• The task:
Begin at the line that has "data-point — [442, 236, 448, 242]" and stop after the line that has "left-tick-label: -225.13 — [50, 165, 109, 181]". Reproduce only those lines of the items, substituting "plot-area" for "plot-frame" and leaving everything else unchanged.

##########

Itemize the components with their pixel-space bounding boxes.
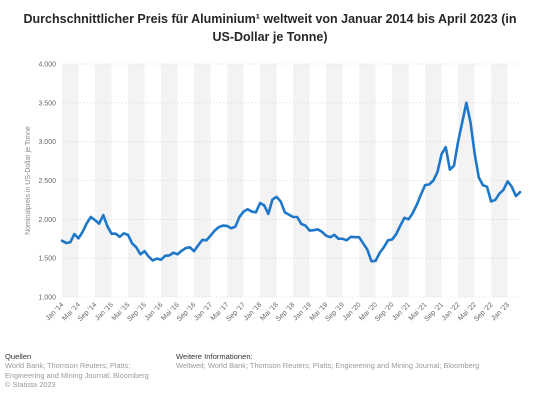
gridlines <box>62 63 520 298</box>
series-line <box>60 101 522 263</box>
background-band <box>95 64 112 297</box>
background-band <box>227 64 244 297</box>
y-tick-label: 1.500 <box>38 256 56 263</box>
background-band <box>491 64 508 297</box>
chart: 1.000 1.500 2.000 2.500 3.000 3.500 4.000 Nomi… <box>25 62 522 323</box>
y-tick-label: 2.500 <box>38 178 56 185</box>
background-band <box>161 64 178 297</box>
background-band <box>392 64 409 297</box>
background-band <box>260 64 277 297</box>
info-block: Weitere Informationen: Weltweit; World B… <box>176 352 526 371</box>
y-tick-label: 2.000 <box>38 217 56 224</box>
y-axis-label: Nominalpreis in US-Dollar je Tonne <box>25 126 32 235</box>
y-tick-label: 1.000 <box>38 295 56 302</box>
chart-title: Durchschnittlicher Preis für Aluminium¹ … <box>23 12 517 44</box>
info-heading: Weitere Informationen: <box>176 352 253 361</box>
sources-text: World Bank; Thomson Reuters; Platts; Eng… <box>5 361 149 380</box>
y-axis-ticks: 1.000 1.500 2.000 2.500 3.000 3.500 4.000 <box>38 62 56 302</box>
info-text: Weltweit; World Bank; Thomson Reuters; P… <box>176 361 480 371</box>
x-tick-label: Jan '23 <box>490 301 511 322</box>
sources-heading: Quellen <box>5 352 32 361</box>
y-tick-label: 3.500 <box>38 100 56 107</box>
y-tick-label: 4.000 <box>38 62 56 69</box>
sources-block: Quellen World Bank; Thomson Reuters; Pla… <box>5 352 160 390</box>
copyright: © Statista 2023 <box>5 380 56 390</box>
y-tick-label: 3.000 <box>38 139 56 146</box>
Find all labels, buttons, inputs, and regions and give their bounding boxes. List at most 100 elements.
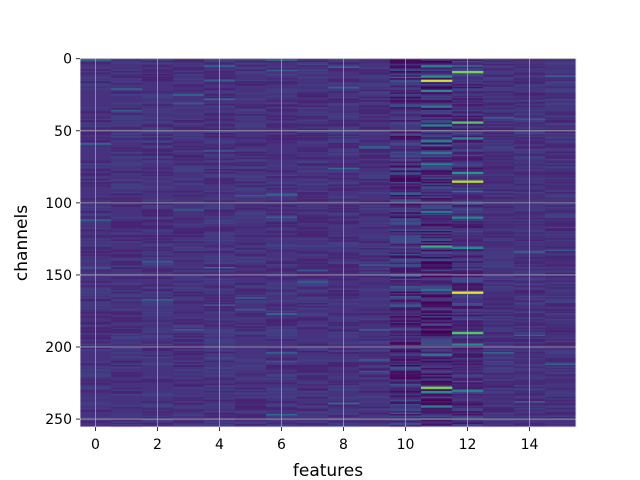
heatmap-cell [173, 127, 205, 129]
heatmap-cell [545, 137, 577, 140]
heatmap-cell [545, 68, 577, 70]
heatmap-cell [297, 313, 329, 315]
heatmap-cell [421, 229, 453, 232]
heatmap-cell [483, 298, 515, 301]
heatmap-cell [173, 425, 205, 428]
heatmap-cell [297, 411, 329, 413]
heatmap-cell [235, 62, 267, 65]
heatmap-cell [483, 91, 515, 93]
heatmap-cell [545, 145, 577, 148]
heatmap-cell [235, 98, 267, 101]
heatmap-cell [545, 334, 577, 337]
heatmap-cell [483, 161, 515, 164]
heatmap-cell [359, 105, 391, 108]
heatmap-cell [421, 144, 453, 147]
heatmap-cell [173, 383, 205, 386]
heatmap-cell [421, 88, 453, 91]
heatmap-cell [173, 388, 205, 390]
heatmap-cell [359, 207, 391, 210]
heatmap-cell [297, 271, 329, 274]
heatmap-cell [359, 380, 391, 383]
heatmap-cell [421, 396, 453, 399]
heatmap-cell [545, 69, 577, 72]
heatmap-cell [483, 330, 515, 333]
heatmap-cell [173, 154, 205, 157]
heatmap-cell [545, 131, 577, 134]
heatmap-cell [173, 119, 205, 122]
heatmap-cell [173, 362, 205, 364]
heatmap-cell [359, 158, 391, 161]
heatmap-cell [111, 127, 143, 129]
heatmap-cell [545, 313, 577, 315]
heatmap-cell [235, 290, 267, 292]
heatmap-cell [545, 156, 577, 158]
heatmap-cell [421, 189, 453, 191]
heatmap-cell [545, 353, 577, 356]
heatmap-cell [297, 170, 329, 173]
heatmap-cell [545, 88, 577, 91]
heatmap-cell [359, 275, 391, 278]
heatmap-cell [545, 412, 577, 415]
heatmap-cell [483, 350, 515, 353]
heatmap-cell [545, 401, 577, 403]
heatmap-cell [483, 105, 515, 108]
heatmap-cell [297, 254, 329, 256]
heatmap-cell [359, 176, 391, 178]
heatmap-cell [173, 170, 205, 173]
heatmap-cell [111, 179, 143, 181]
heatmap-cell [483, 405, 515, 408]
heatmap-cell [173, 272, 205, 275]
heatmap-cell [297, 287, 329, 289]
heatmap-cell [421, 271, 453, 274]
heatmap-cell [297, 425, 329, 428]
heatmap-cell [111, 235, 143, 238]
heatmap-cell [359, 91, 391, 93]
heatmap-cell [545, 307, 577, 310]
heatmap-cell [483, 167, 515, 170]
heatmap-cell [173, 223, 205, 226]
heatmap-cell [421, 352, 453, 354]
heatmap-cell [235, 323, 267, 325]
heatmap-cell [297, 377, 329, 380]
heatmap-cell [483, 153, 515, 155]
heatmap-cell [111, 414, 143, 416]
heatmap-cell [235, 150, 267, 152]
heatmap-cell [545, 336, 577, 338]
heatmap-cell [545, 367, 577, 370]
heatmap-cell [545, 200, 577, 203]
heatmap-cell [421, 366, 453, 369]
heatmap-cell [545, 290, 577, 292]
x-tick-label: 8 [339, 437, 348, 453]
heatmap-cell [173, 249, 205, 252]
heatmap-cell [545, 128, 577, 131]
heatmap-cell [111, 363, 143, 366]
heatmap-cell [297, 347, 329, 350]
heatmap-cell [111, 121, 143, 124]
heatmap-cell [545, 298, 577, 301]
heatmap-cell [483, 300, 515, 302]
heatmap-cell [173, 401, 205, 403]
heatmap-cell [297, 367, 329, 370]
heatmap-cell [545, 282, 577, 285]
heatmap-cell [173, 102, 205, 105]
heatmap-bright-cell [421, 105, 453, 108]
heatmap-cell [545, 196, 577, 199]
heatmap-cell [483, 118, 515, 121]
heatmap-cell [297, 343, 329, 346]
heatmap-cell [421, 333, 453, 336]
heatmap-cell [111, 200, 143, 203]
heatmap-cell [235, 373, 267, 376]
heatmap-cell [359, 290, 391, 292]
heatmap-cell [297, 124, 329, 127]
heatmap-cell [173, 235, 205, 238]
heatmap-cell [297, 117, 329, 119]
heatmap-cell [359, 213, 391, 216]
heatmap-cell [359, 320, 391, 323]
heatmap-cell [545, 294, 577, 297]
heatmap-cell [483, 96, 515, 99]
heatmap-cell [111, 421, 143, 423]
heatmap-cell [111, 81, 143, 83]
heatmap-cell [483, 248, 515, 251]
heatmap-cell [545, 143, 577, 145]
heatmap-cell [111, 272, 143, 275]
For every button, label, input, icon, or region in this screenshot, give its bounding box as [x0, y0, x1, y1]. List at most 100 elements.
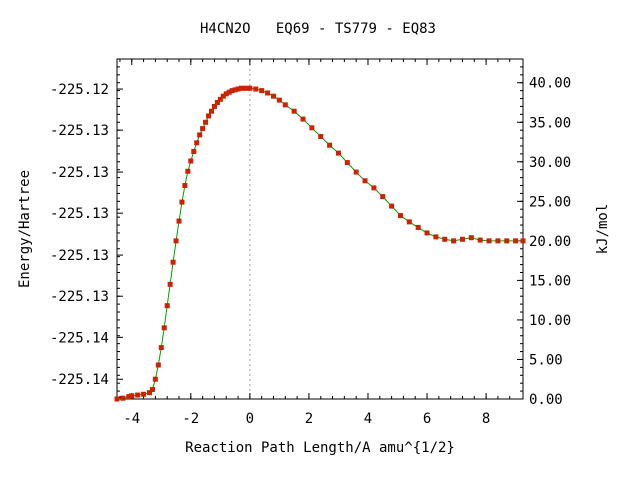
data-point — [442, 236, 448, 242]
plot-frame — [116, 58, 524, 400]
data-point — [141, 391, 147, 397]
right-tick-label: 15.00 — [529, 273, 571, 289]
data-point — [253, 86, 259, 92]
right-tick-label: 5.00 — [529, 352, 563, 368]
data-point — [200, 126, 206, 132]
data-point — [232, 87, 238, 93]
data-point — [194, 140, 200, 146]
data-point — [451, 238, 457, 244]
data-point — [318, 133, 324, 139]
left-tick-label: -225.13 — [50, 165, 109, 181]
right-axis: 40.00 35.00 30.00 25.00 20.00 15.00 10.00 5.00 0… — [517, 76, 571, 408]
x-tick-label: -2 — [182, 411, 199, 427]
data-point — [241, 85, 247, 91]
data-point — [389, 203, 395, 209]
x-tick-label: -4 — [123, 411, 140, 427]
data-point — [406, 219, 412, 225]
data-point — [173, 238, 179, 244]
data-point — [197, 132, 203, 138]
data-point — [179, 199, 185, 205]
minor-ticks — [117, 59, 523, 399]
left-tick-label: -225.13 — [50, 289, 109, 305]
data-point — [114, 396, 120, 402]
data-point — [371, 185, 377, 191]
series-points — [114, 85, 526, 402]
data-point — [300, 116, 306, 122]
data-point — [513, 238, 519, 244]
data-point — [433, 234, 439, 240]
data-point — [520, 238, 526, 244]
data-point — [120, 395, 126, 401]
data-point — [495, 238, 501, 244]
data-point — [149, 387, 155, 393]
data-point — [211, 103, 217, 109]
data-point — [167, 281, 173, 287]
data-point — [265, 90, 271, 96]
data-point — [203, 119, 209, 125]
x-tick-label: 0 — [246, 411, 254, 427]
data-point — [259, 88, 265, 94]
right-tick-label: 25.00 — [529, 194, 571, 210]
left-axis: -225.12 -225.13 -225.13 -225.13 -225.13 -225.… — [50, 82, 123, 388]
chart-title: H4CN2O EQ69 - TS779 - EQ83 — [200, 21, 436, 37]
y-axis-label: Energy/Hartree — [17, 170, 33, 288]
data-point — [158, 345, 164, 351]
data-point — [126, 394, 132, 400]
data-point — [220, 93, 226, 99]
data-point — [229, 88, 235, 94]
data-point — [182, 183, 188, 189]
right-tick-label: 0.00 — [529, 392, 563, 408]
data-point — [424, 230, 430, 236]
y2-axis-label: kJ/mol — [595, 204, 611, 255]
data-point — [309, 125, 315, 131]
right-tick-label: 35.00 — [529, 115, 571, 131]
data-point — [135, 392, 141, 398]
data-point — [164, 303, 170, 309]
data-point — [208, 108, 214, 114]
data-point — [397, 213, 403, 219]
left-tick-label: -225.13 — [50, 206, 109, 222]
data-point — [217, 96, 223, 102]
right-tick-label: 40.00 — [529, 76, 571, 92]
data-point — [206, 113, 212, 119]
data-point — [244, 85, 250, 91]
data-point — [477, 237, 483, 243]
right-tick-label: 30.00 — [529, 155, 571, 171]
data-point — [459, 236, 465, 242]
data-point — [238, 85, 244, 91]
data-point — [146, 390, 152, 396]
left-tick-label: -225.12 — [50, 82, 109, 98]
data-point — [380, 194, 386, 200]
data-point — [191, 149, 197, 155]
data-point — [214, 99, 220, 105]
data-point — [468, 235, 474, 241]
data-point — [223, 91, 229, 97]
data-point — [344, 160, 350, 166]
data-point — [327, 142, 333, 148]
data-point — [486, 238, 492, 244]
data-point — [270, 93, 276, 99]
data-point — [155, 362, 161, 368]
x-tick-label: 6 — [423, 411, 431, 427]
data-point — [291, 108, 297, 114]
left-tick-label: -225.13 — [50, 123, 109, 139]
right-tick-label: 20.00 — [529, 234, 571, 250]
x-tick-label: 4 — [364, 411, 372, 427]
data-point — [362, 178, 368, 184]
left-tick-label: -225.14 — [50, 372, 109, 388]
data-point — [282, 102, 288, 108]
data-point — [276, 97, 282, 103]
data-point — [176, 218, 182, 224]
left-tick-label: -225.14 — [50, 330, 109, 346]
data-point — [188, 158, 194, 164]
right-tick-label: 10.00 — [529, 313, 571, 329]
left-tick-label: -225.13 — [50, 248, 109, 264]
data-point — [226, 89, 232, 95]
data-point — [235, 86, 241, 92]
data-point — [152, 376, 158, 382]
x-tick-label: 8 — [482, 411, 490, 427]
data-point — [185, 168, 191, 174]
data-point — [353, 169, 359, 175]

##########

• Result of this exercise:
data-point — [442, 236, 448, 242]
plot-area — [116, 58, 524, 400]
data-point — [141, 391, 147, 397]
right-tick-label: 15.00 — [529, 273, 571, 289]
data-point — [253, 86, 259, 92]
right-tick-label: 5.00 — [529, 352, 563, 368]
data-point — [200, 126, 206, 132]
data-point — [232, 87, 238, 93]
data-point — [194, 140, 200, 146]
data-point — [451, 238, 457, 244]
data-point — [318, 133, 324, 139]
left-tick-label: -225.13 — [50, 165, 109, 181]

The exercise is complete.